**WHAT TO PRODUCE:**
Search the listing below for "Encodings". Copy each matching line.
======== SUPPLIED DATA ========
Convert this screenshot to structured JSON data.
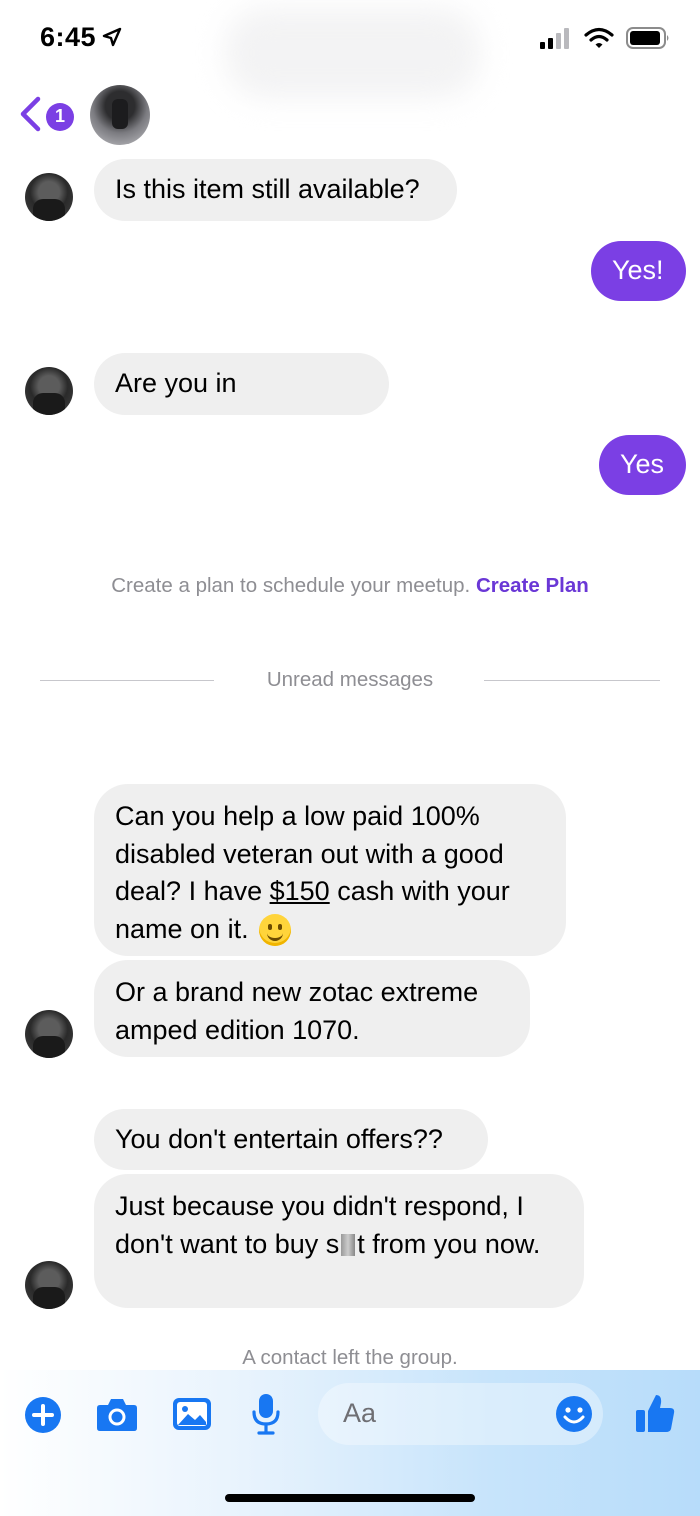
{
  "status_bar": {
    "time": "6:45"
  },
  "header": {
    "unread_count": "1"
  },
  "messages": [
    {
      "text": "Is this item still available?"
    },
    {
      "text": "Yes!"
    },
    {
      "text": "Are you in"
    },
    {
      "text": "Yes"
    }
  ],
  "plan_prompt": {
    "text": "Create a plan to schedule your meetup.",
    "link": "Create Plan"
  },
  "unread_divider": "Unread messages",
  "offer_message": {
    "part1": "Can you help a low paid 100% disabled veteran out with a good deal?  I have ",
    "amount": "$150",
    "part2": " cash with your name on it."
  },
  "zotac_message": "Or a brand new zotac extreme amped edition 1070.",
  "entertain_message": "You don't entertain offers??",
  "respond_message": {
    "part1": "Just because you didn't respond, I don't want to buy s",
    "part2": "t from you now."
  },
  "system_notice": "A contact left the group.",
  "composer": {
    "placeholder": "Aa"
  },
  "colors": {
    "accent": "#7b3fe4",
    "messenger_blue": "#1877f2",
    "received_bubble": "#efefef"
  }
}
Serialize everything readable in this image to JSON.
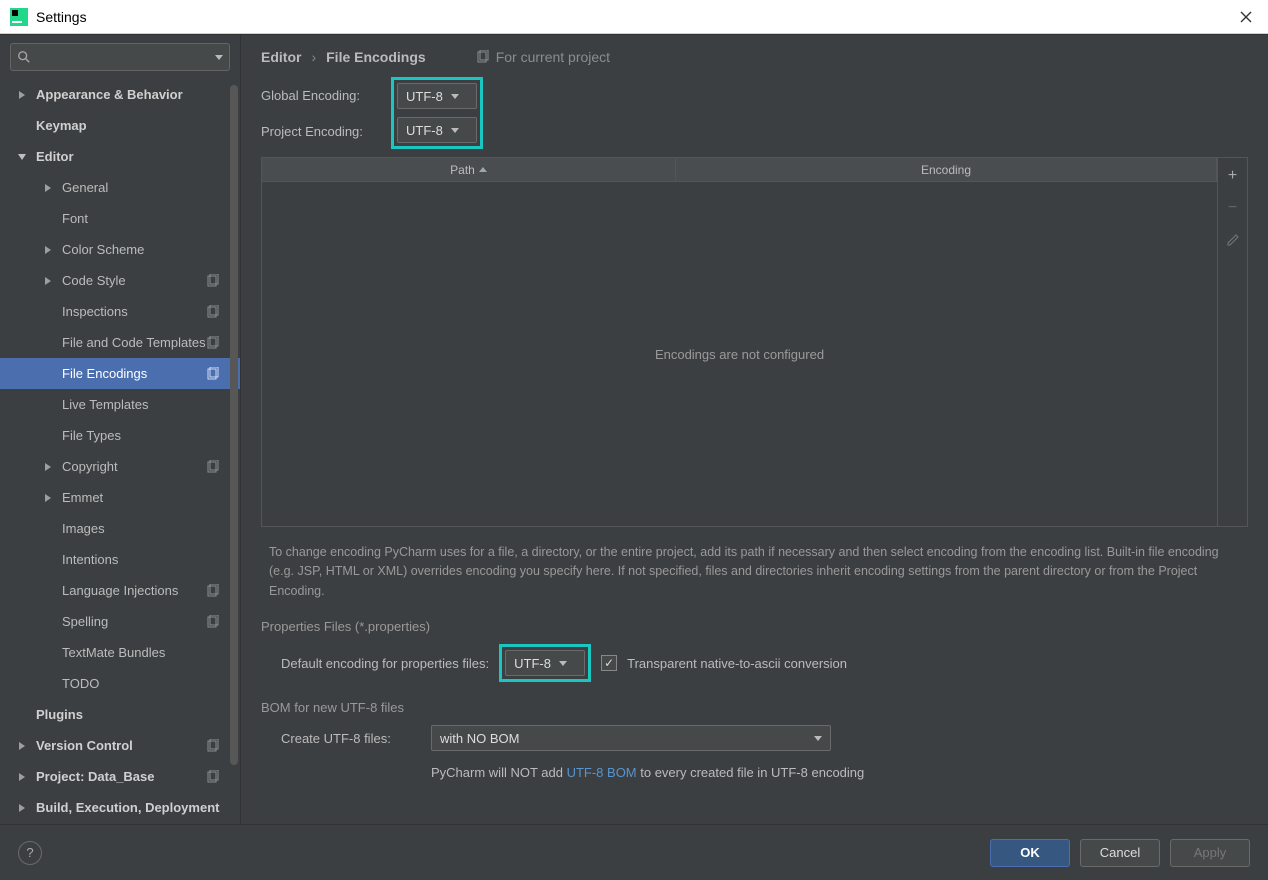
{
  "window": {
    "title": "Settings"
  },
  "search": {
    "placeholder": ""
  },
  "sidebar": {
    "items": [
      {
        "label": "Appearance & Behavior",
        "arrow": "right",
        "bold": true
      },
      {
        "label": "Keymap",
        "arrow": "",
        "bold": true
      },
      {
        "label": "Editor",
        "arrow": "down",
        "bold": true
      },
      {
        "label": "General",
        "arrow": "right",
        "lvl": 1
      },
      {
        "label": "Font",
        "arrow": "",
        "lvl": 1
      },
      {
        "label": "Color Scheme",
        "arrow": "right",
        "lvl": 1
      },
      {
        "label": "Code Style",
        "arrow": "right",
        "lvl": 1,
        "badge": true
      },
      {
        "label": "Inspections",
        "arrow": "",
        "lvl": 1,
        "badge": true
      },
      {
        "label": "File and Code Templates",
        "arrow": "",
        "lvl": 1,
        "badge": true
      },
      {
        "label": "File Encodings",
        "arrow": "",
        "lvl": 1,
        "badge": true,
        "selected": true
      },
      {
        "label": "Live Templates",
        "arrow": "",
        "lvl": 1
      },
      {
        "label": "File Types",
        "arrow": "",
        "lvl": 1
      },
      {
        "label": "Copyright",
        "arrow": "right",
        "lvl": 1,
        "badge": true
      },
      {
        "label": "Emmet",
        "arrow": "right",
        "lvl": 1
      },
      {
        "label": "Images",
        "arrow": "",
        "lvl": 1
      },
      {
        "label": "Intentions",
        "arrow": "",
        "lvl": 1
      },
      {
        "label": "Language Injections",
        "arrow": "",
        "lvl": 1,
        "badge": true
      },
      {
        "label": "Spelling",
        "arrow": "",
        "lvl": 1,
        "badge": true
      },
      {
        "label": "TextMate Bundles",
        "arrow": "",
        "lvl": 1
      },
      {
        "label": "TODO",
        "arrow": "",
        "lvl": 1
      },
      {
        "label": "Plugins",
        "arrow": "",
        "bold": true
      },
      {
        "label": "Version Control",
        "arrow": "right",
        "bold": true,
        "badge": true
      },
      {
        "label": "Project: Data_Base",
        "arrow": "right",
        "bold": true,
        "badge": true
      },
      {
        "label": "Build, Execution, Deployment",
        "arrow": "right",
        "bold": true
      }
    ]
  },
  "breadcrumb": {
    "a": "Editor",
    "b": "File Encodings",
    "hint": "For current project"
  },
  "form": {
    "global_label": "Global Encoding:",
    "global_value": "UTF-8",
    "project_label": "Project Encoding:",
    "project_value": "UTF-8"
  },
  "table": {
    "col_path": "Path",
    "col_enc": "Encoding",
    "empty": "Encodings are not configured"
  },
  "help_text": "To change encoding PyCharm uses for a file, a directory, or the entire project, add its path if necessary and then select encoding from the encoding list. Built-in file encoding (e.g. JSP, HTML or XML) overrides encoding you specify here. If not specified, files and directories inherit encoding settings from the parent directory or from the Project Encoding.",
  "props": {
    "section": "Properties Files (*.properties)",
    "label": "Default encoding for properties files:",
    "value": "UTF-8",
    "checkbox": "Transparent native-to-ascii conversion"
  },
  "bom": {
    "section": "BOM for new UTF-8 files",
    "label": "Create UTF-8 files:",
    "value": "with NO BOM",
    "hint_a": "PyCharm will NOT add ",
    "hint_link": "UTF-8 BOM",
    "hint_b": " to every created file in UTF-8 encoding"
  },
  "footer": {
    "ok": "OK",
    "cancel": "Cancel",
    "apply": "Apply"
  }
}
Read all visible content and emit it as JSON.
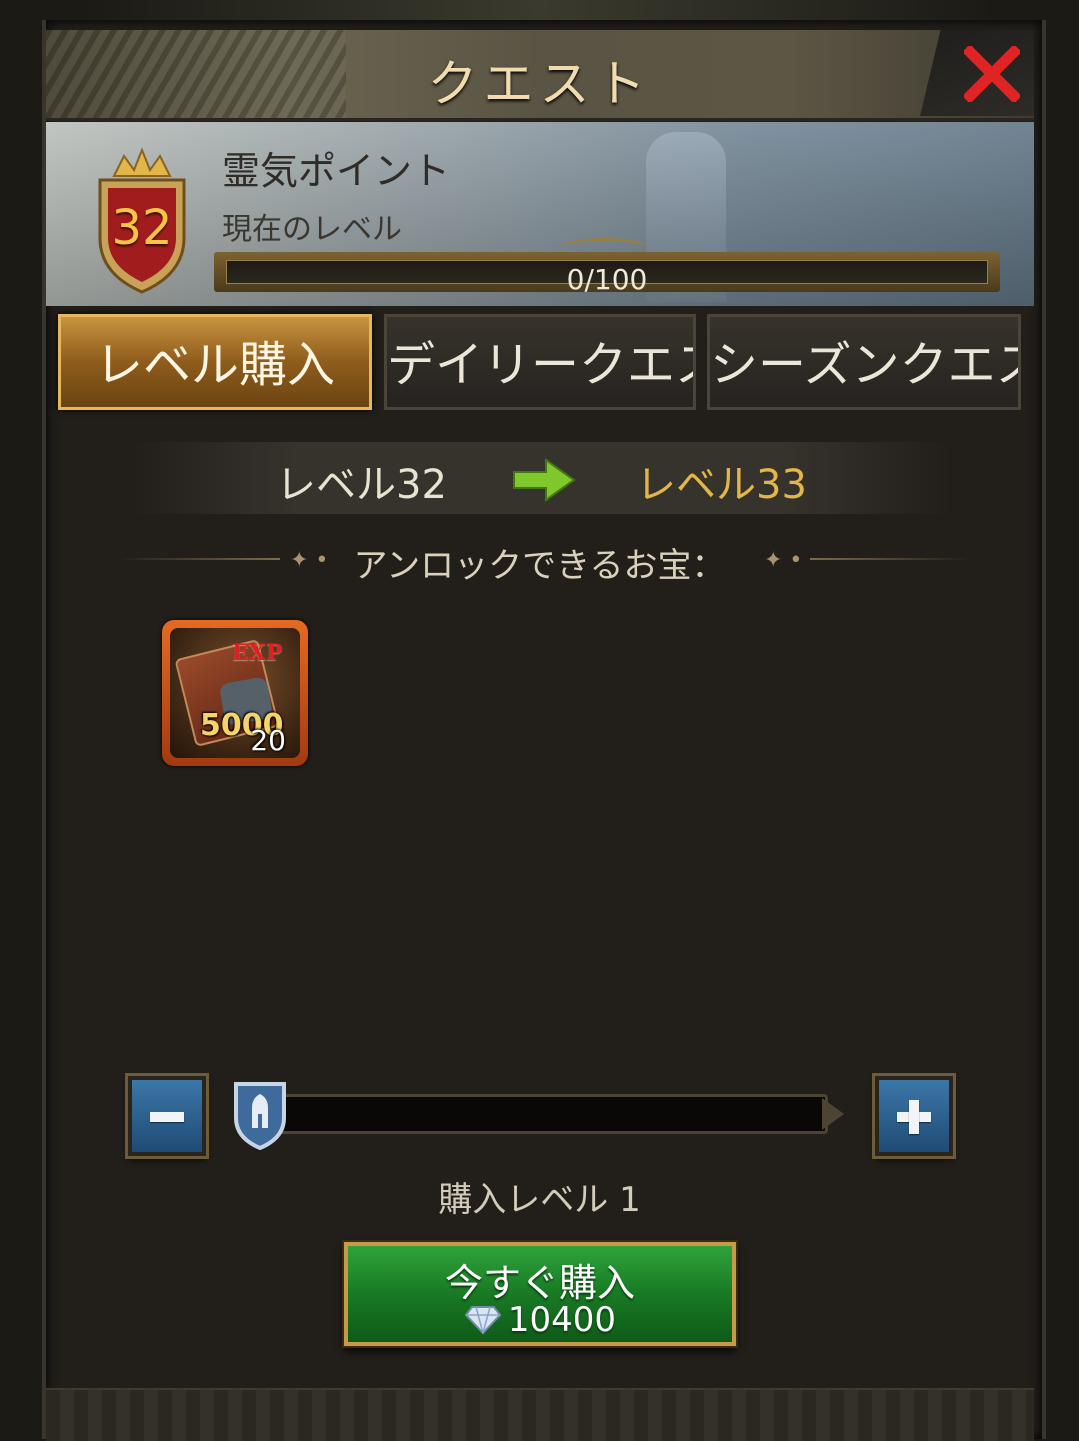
{
  "dialog": {
    "title": "クエスト"
  },
  "header": {
    "level_badge": "32",
    "points_title": "霊気ポイント",
    "current_level_label": "現在のレベル",
    "progress_text": "0/100",
    "progress_fraction": 0
  },
  "tabs": [
    {
      "label": "レベル購入",
      "active": true
    },
    {
      "label": "デイリークエスト",
      "active": false
    },
    {
      "label": "シーズンクエスト",
      "active": false
    }
  ],
  "level_change": {
    "from": "レベル32",
    "to": "レベル33"
  },
  "treasure": {
    "heading": "アンロックできるお宝：",
    "items": [
      {
        "tag": "EXP",
        "amount": "5000",
        "count": "20"
      }
    ]
  },
  "slider": {
    "value": 1,
    "label": "購入レベル 1"
  },
  "buy_button": {
    "label": "今すぐ購入",
    "price": "10400"
  },
  "colors": {
    "accent_gold": "#e3b649",
    "tab_active": "#c79440",
    "buy_green": "#187a24",
    "close_red": "#e02424"
  },
  "icons": [
    "close-icon",
    "crown-shield-icon",
    "green-arrow-icon",
    "exp-book-icon",
    "minus-icon",
    "plus-icon",
    "knight-thumb-icon",
    "diamond-icon"
  ]
}
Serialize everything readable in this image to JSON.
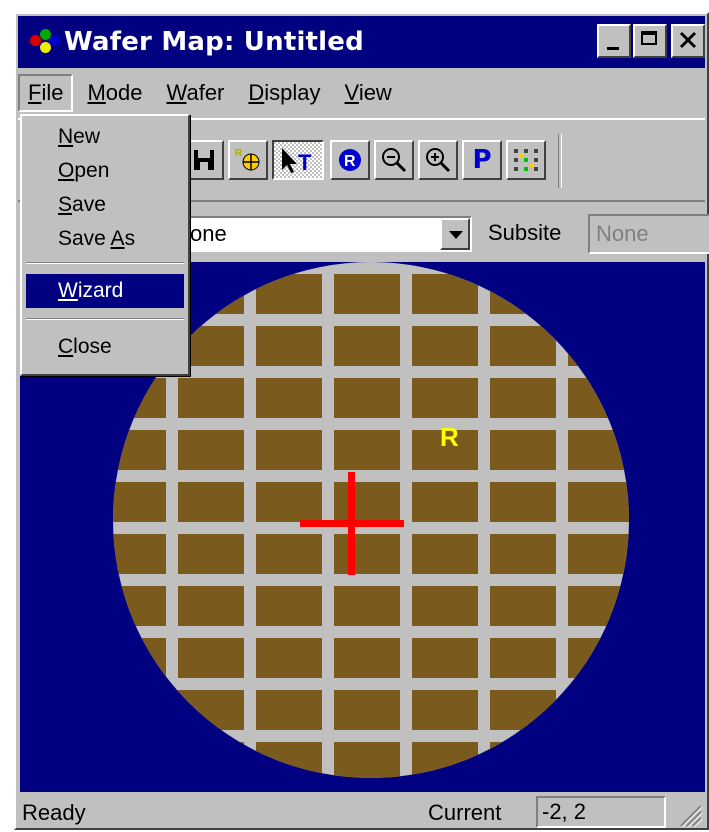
{
  "window": {
    "title": "Wafer Map: Untitled",
    "buttons": [
      "minimize",
      "maximize",
      "close"
    ]
  },
  "menubar": {
    "items": [
      {
        "label": "File",
        "accel": "F",
        "rest": "ile"
      },
      {
        "label": "Mode",
        "accel": "M",
        "rest": "ode"
      },
      {
        "label": "Wafer",
        "accel": "W",
        "rest": "afer"
      },
      {
        "label": "Display",
        "accel": "D",
        "rest": "isplay"
      },
      {
        "label": "View",
        "accel": "V",
        "rest": "iew"
      }
    ]
  },
  "file_menu": {
    "items": [
      {
        "label": "New",
        "accel": "N",
        "rest": "ew",
        "pre": ""
      },
      {
        "label": "Open",
        "accel": "O",
        "rest": "pen",
        "pre": ""
      },
      {
        "label": "Save",
        "accel": "S",
        "rest": "ave",
        "pre": ""
      },
      {
        "label": "Save As",
        "accel": "A",
        "rest": "s",
        "pre": "Save "
      },
      {
        "label": "Wizard",
        "accel": "W",
        "rest": "izard",
        "pre": ""
      },
      {
        "label": "Close",
        "accel": "C",
        "rest": "lose",
        "pre": ""
      }
    ],
    "selected": "Wizard"
  },
  "toolbar": {
    "tools": [
      "save-icon",
      "reference-site-icon",
      "select-text-icon",
      "reference-icon",
      "zoom-out-icon",
      "zoom-in-icon",
      "probe-icon",
      "grid-icon"
    ],
    "probe_label": "P",
    "reference_label": "R",
    "text_tool_label": "T"
  },
  "options": {
    "site_value": "one",
    "subsite_label": "Subsite",
    "subsite_value": "None"
  },
  "map": {
    "reference_marker": "R",
    "colors": {
      "background": "#000080",
      "die": "#7b5a1e",
      "street": "#c0c0c0",
      "crosshair": "#ff0000",
      "marker": "#ffff00"
    }
  },
  "status": {
    "text": "Ready",
    "current_label": "Current",
    "current_value": "-2, 2"
  }
}
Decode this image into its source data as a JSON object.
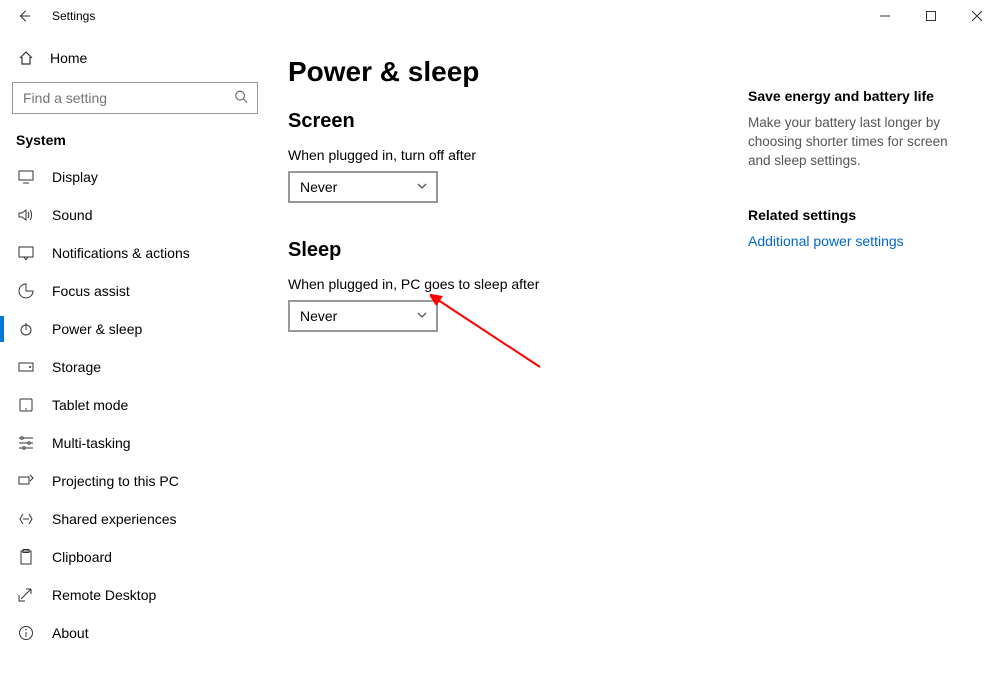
{
  "titlebar": {
    "title": "Settings"
  },
  "sidebar": {
    "home": "Home",
    "search_placeholder": "Find a setting",
    "category": "System",
    "items": [
      {
        "label": "Display"
      },
      {
        "label": "Sound"
      },
      {
        "label": "Notifications & actions"
      },
      {
        "label": "Focus assist"
      },
      {
        "label": "Power & sleep"
      },
      {
        "label": "Storage"
      },
      {
        "label": "Tablet mode"
      },
      {
        "label": "Multi-tasking"
      },
      {
        "label": "Projecting to this PC"
      },
      {
        "label": "Shared experiences"
      },
      {
        "label": "Clipboard"
      },
      {
        "label": "Remote Desktop"
      },
      {
        "label": "About"
      }
    ]
  },
  "main": {
    "title": "Power & sleep",
    "screen": {
      "heading": "Screen",
      "label": "When plugged in, turn off after",
      "value": "Never"
    },
    "sleep": {
      "heading": "Sleep",
      "label": "When plugged in, PC goes to sleep after",
      "value": "Never"
    }
  },
  "aside": {
    "energy_heading": "Save energy and battery life",
    "energy_text": "Make your battery last longer by choosing shorter times for screen and sleep settings.",
    "related_heading": "Related settings",
    "related_link": "Additional power settings"
  }
}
========
**ANSWER BELOW:**
        "label": "File Encodings",
    "b": "File Encodings",
    "empty": "Encodings are not configured"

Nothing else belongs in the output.